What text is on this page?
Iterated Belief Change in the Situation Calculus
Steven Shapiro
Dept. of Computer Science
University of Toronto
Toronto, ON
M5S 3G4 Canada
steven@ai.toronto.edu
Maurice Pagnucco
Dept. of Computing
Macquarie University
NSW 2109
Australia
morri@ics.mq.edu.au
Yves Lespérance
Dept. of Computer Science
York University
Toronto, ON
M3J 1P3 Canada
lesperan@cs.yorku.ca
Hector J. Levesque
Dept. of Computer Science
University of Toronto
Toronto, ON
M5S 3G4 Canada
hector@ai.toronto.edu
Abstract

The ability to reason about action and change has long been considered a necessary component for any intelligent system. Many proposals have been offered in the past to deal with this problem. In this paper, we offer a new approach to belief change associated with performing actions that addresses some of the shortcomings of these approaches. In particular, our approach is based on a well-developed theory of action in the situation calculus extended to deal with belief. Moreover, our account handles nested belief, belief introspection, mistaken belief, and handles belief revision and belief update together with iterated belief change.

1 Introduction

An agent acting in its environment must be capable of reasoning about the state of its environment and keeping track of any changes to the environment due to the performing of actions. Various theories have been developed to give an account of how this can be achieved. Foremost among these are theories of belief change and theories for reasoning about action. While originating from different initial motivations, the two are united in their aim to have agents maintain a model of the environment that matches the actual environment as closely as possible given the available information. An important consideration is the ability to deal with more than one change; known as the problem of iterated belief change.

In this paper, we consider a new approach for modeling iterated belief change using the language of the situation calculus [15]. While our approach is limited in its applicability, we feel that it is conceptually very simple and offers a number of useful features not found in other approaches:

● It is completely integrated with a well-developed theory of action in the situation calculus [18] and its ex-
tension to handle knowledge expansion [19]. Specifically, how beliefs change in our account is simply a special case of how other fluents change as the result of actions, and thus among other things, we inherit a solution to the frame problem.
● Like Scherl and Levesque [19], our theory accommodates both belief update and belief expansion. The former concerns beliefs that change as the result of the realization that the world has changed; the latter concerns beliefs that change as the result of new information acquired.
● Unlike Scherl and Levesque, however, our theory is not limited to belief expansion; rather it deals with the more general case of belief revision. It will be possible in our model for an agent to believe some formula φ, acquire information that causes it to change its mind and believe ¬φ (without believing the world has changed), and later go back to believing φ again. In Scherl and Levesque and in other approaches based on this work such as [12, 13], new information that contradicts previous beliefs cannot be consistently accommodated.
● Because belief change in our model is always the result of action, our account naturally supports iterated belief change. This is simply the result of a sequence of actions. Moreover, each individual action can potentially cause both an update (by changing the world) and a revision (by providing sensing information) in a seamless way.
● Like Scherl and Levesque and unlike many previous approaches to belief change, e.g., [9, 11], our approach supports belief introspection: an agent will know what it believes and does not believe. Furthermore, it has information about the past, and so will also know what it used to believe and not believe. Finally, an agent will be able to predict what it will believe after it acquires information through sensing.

* * * * * * *

* **PROBLEM DESCRIPTION**:
Extract all of the data exactly as written.

* **TASK SOLUTION**:
What text is on this page?
Iterated Belief Change in the Situation Calculus
Steven Shapiro
Dept. of Computer Science
University of Toronto
Toronto, ON
M5S 3G4 Canada
steven@ai.toronto.edu
Maurice Pagnucco
Dept. of Computing
Macquarie University
NSW 2109
Australia
morri@ics.mq.edu.au
Yves Lespérance
Dept. of Computer Science
York University
Toronto, ON
M3J 1P3 Canada
lesperan@cs.yorku.ca
Hector J. Levesque
Dept. of Computer Science
University of Toronto
Toronto, ON
M5S 3G4 Canada
hector@ai.toronto.edu
Abstract

The ability to reason about action and change has long been considered a necessary component for any intelligent system. Many proposals have been offered in the past to deal with this problem. In this paper, we offer a new approach to belief change associated with performing actions that addresses some of the shortcomings of these approaches. In particular, our approach is based on a well-developed theory of action in the situation calculus extended to deal with belief. Moreover, our account handles nested belief, belief introspection, mistaken belief, and handles belief revision and belief update together with iterated belief change.

1 Introduction

An agent acting in its environment must be capable of reasoning about the state of its environment and keeping track of any changes to the environment due to the performing of actions. Various theories have been developed to give an account of how this can be achieved. Foremost among these are theories of belief change and theories for reasoning about action. While originating from different initial motivations, the two are united in their aim to have agents maintain a model of the environment that matches the actual environment as closely as possible given the available information. An important consideration is the ability to deal with more than one change; known as the problem of iterated belief change.

In this paper, we consider a new approach for modeling iterated belief change using the language of the situation calculus [15]. While our approach is limited in its applicability, we feel that it is conceptually very simple and offers a number of useful features not found in other approaches:

● It is completely integrated with a well-developed theory of action in the situation calculus [18] and its ex-
tension to handle knowledge expansion [19]. Specifically, how beliefs change in our account is simply a special case of how other fluents change as the result of actions, and thus among other things, we inherit a solution to the frame problem.
● Like Scherl and Levesque [19], our theory accommodates both belief update and belief expansion. The former concerns beliefs that change as the result of the realization that the world has changed; the latter concerns beliefs that change as the result of new information acquired.
● Unlike Scherl and Levesque, however, our theory is not limited to belief expansion; rather it deals with the more general case of belief revision. It will be possible in our model for an agent to believe some formula φ, acquire information that causes it to change its mind and believe ¬φ (without believing the world has changed), and later go back to believing φ again. In Scherl and Levesque and in other approaches based on this work such as [12, 13], new information that contradicts previous beliefs cannot be consistently accommodated.
● Because belief change in our model is always the result of action, our account naturally supports iterated belief change. This is simply the result of a sequence of actions. Moreover, each individual action can potentially cause both an update (by changing the world) and a revision (by providing sensing information) in a seamless way.
● Like Scherl and Levesque and unlike many previous approaches to belief change, e.g., [9, 11], our approach supports belief introspection: an agent will know what it believes and does not believe. Furthermore, it has information about the past, and so will also know what it used to believe and not believe. Finally, an agent will be able to predict what it will believe after it acquires information through sensing.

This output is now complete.